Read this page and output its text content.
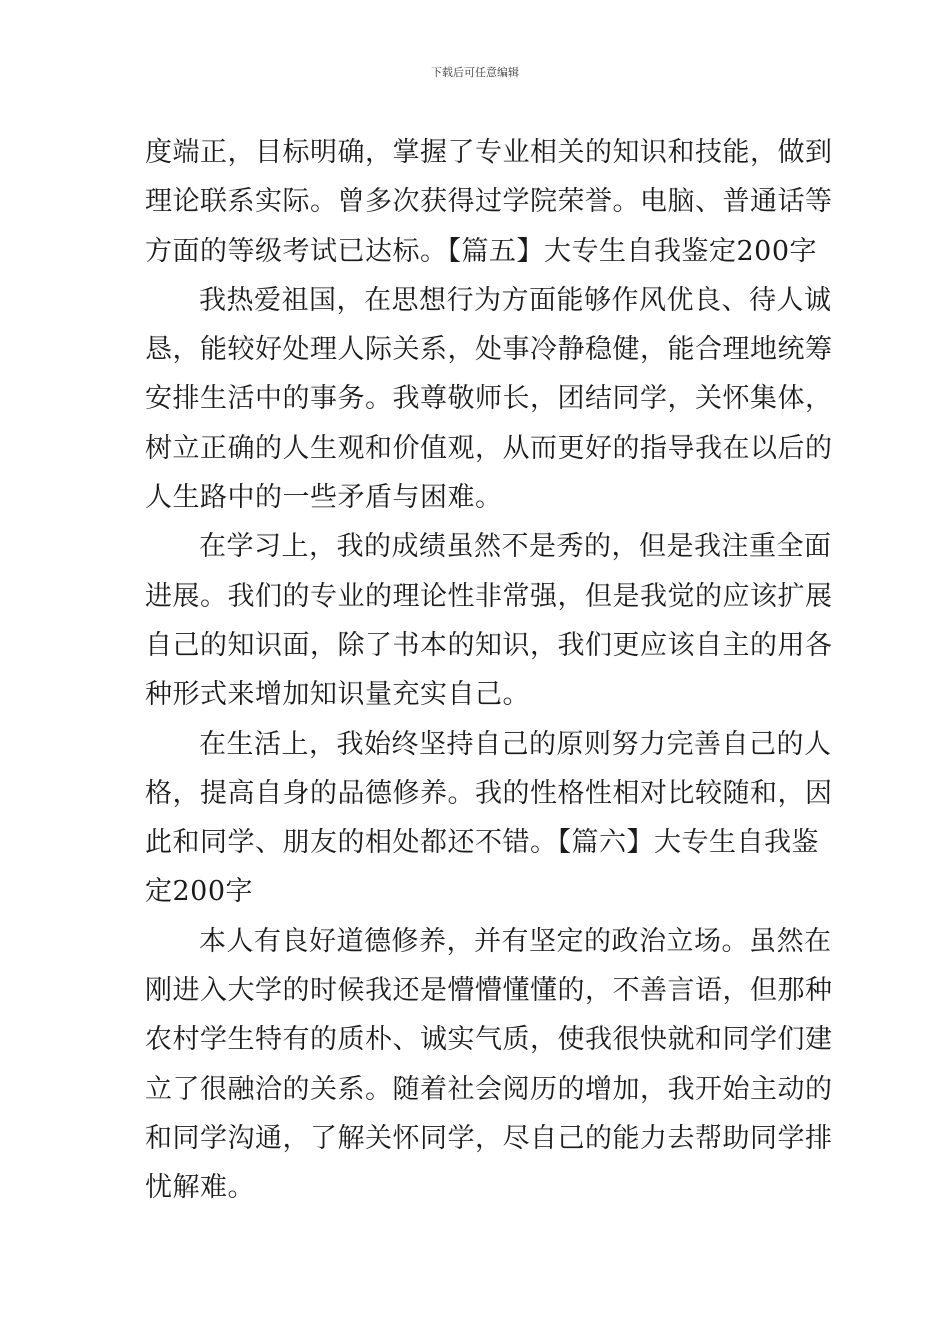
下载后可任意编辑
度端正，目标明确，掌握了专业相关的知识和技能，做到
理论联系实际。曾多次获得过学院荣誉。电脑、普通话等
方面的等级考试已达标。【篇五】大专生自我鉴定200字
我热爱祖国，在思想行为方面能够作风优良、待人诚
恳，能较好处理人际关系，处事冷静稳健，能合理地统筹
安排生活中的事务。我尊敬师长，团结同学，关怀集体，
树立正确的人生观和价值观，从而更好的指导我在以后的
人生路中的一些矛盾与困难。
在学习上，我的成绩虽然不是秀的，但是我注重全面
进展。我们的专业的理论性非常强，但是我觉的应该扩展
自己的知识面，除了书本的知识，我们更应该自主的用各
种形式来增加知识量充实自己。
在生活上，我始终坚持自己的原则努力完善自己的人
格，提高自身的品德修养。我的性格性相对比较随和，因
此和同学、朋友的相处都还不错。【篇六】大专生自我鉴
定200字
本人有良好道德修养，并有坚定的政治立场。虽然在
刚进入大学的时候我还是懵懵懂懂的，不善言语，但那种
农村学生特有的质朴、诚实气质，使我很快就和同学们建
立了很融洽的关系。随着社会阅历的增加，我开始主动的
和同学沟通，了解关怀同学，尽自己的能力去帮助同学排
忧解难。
--
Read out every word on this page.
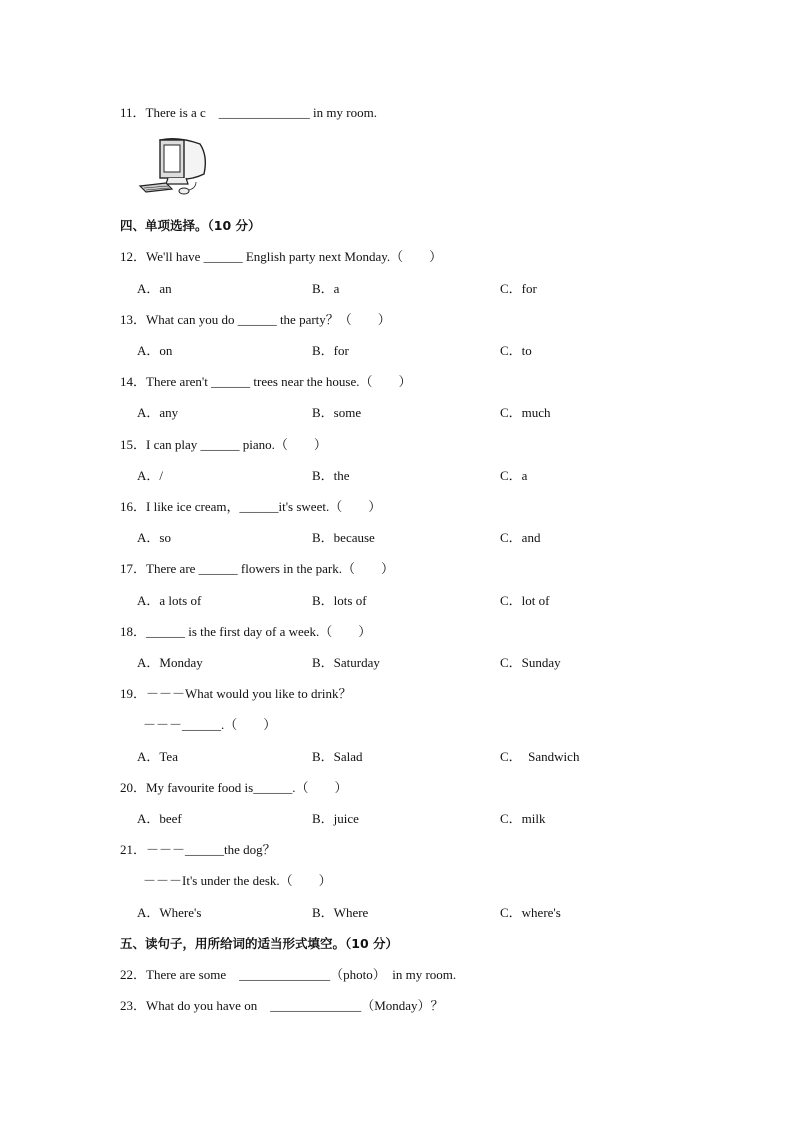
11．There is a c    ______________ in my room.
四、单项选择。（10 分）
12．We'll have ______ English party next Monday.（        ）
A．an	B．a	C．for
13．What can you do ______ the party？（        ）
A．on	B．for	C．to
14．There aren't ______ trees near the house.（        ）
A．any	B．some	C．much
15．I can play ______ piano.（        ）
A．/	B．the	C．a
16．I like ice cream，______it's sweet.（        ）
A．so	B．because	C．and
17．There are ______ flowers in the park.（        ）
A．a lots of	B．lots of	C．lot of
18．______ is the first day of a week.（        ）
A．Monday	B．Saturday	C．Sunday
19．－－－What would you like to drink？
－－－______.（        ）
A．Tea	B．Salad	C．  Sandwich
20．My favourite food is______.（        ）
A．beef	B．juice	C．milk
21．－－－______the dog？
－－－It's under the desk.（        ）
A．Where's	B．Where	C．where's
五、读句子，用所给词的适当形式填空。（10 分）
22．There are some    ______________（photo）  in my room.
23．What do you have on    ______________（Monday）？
--
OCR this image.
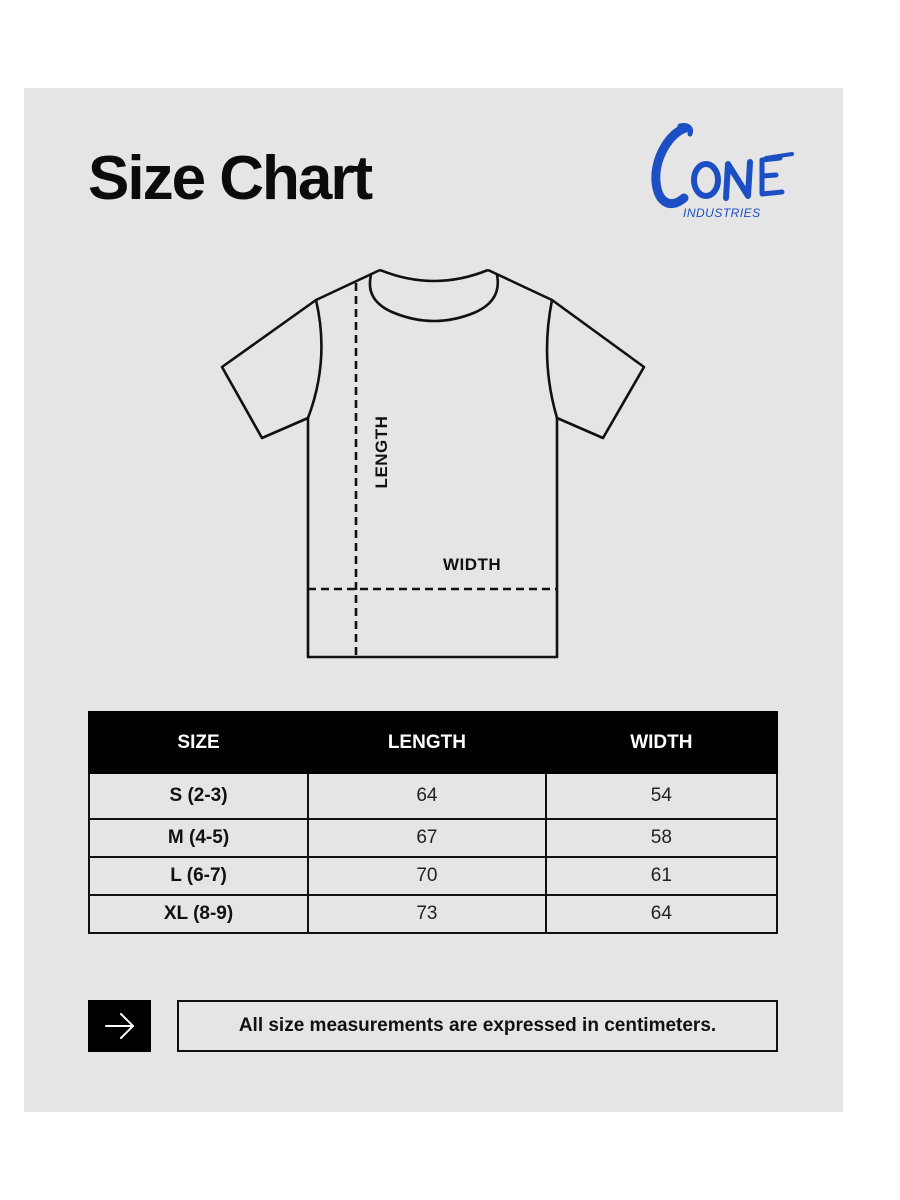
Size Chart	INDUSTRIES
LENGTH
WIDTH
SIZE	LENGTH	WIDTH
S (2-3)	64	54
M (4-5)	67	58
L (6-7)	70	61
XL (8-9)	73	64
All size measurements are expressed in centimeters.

### Aim of the exercise
Search the data above for the string "party" and return every line that has it.

### Response to this exercise
12．We'll have ______ English party next Monday.（        ）
13．What can you do ______ the party？（        ）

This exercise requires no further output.